(Data extracted from a collection)
■ ■ ■ ■ ■
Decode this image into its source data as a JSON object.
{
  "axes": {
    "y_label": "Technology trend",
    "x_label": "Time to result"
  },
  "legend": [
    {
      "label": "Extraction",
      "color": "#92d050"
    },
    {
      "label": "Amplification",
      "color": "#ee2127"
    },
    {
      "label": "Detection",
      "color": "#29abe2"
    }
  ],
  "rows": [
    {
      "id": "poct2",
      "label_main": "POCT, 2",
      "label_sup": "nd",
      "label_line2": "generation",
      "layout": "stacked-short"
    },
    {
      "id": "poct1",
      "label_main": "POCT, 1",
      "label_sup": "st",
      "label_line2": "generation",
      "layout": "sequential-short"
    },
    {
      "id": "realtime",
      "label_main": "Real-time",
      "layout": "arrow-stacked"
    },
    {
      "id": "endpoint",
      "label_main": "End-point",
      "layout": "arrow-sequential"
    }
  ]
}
■ ■ ■ ■ ■
WHAT YOU NEED TO DO →
Repeat the listing in full, keeping every line exactly as it is.

EXERCISE ANSWER →
Decode this image into its source data as a JSON object.
{
  "axes": {
    "y_label": "Technology trend",
    "x_label": "Time to result"
  },
  "legend": [
    {
      "label": "Extraction",
      "color": "#92d050"
    },
    {
      "label": "Amplification",
      "color": "#ee2127"
    },
    {
      "label": "Detection",
      "color": "#29abe2"
    }
  ],
  "rows": [
    {
      "id": "poct2",
      "label_main": "POCT, 2",
      "label_sup": "nd",
      "label_line2": "generation",
      "layout": "stacked-short"
    },
    {
      "id": "poct1",
      "label_main": "POCT, 1",
      "label_sup": "st",
      "label_line2": "generation",
      "layout": "sequential-short"
    },
    {
      "id": "realtime",
      "label_main": "Real-time",
      "layout": "arrow-stacked"
    },
    {
      "id": "endpoint",
      "label_main": "End-point",
      "layout": "arrow-sequential"
    }
  ]
}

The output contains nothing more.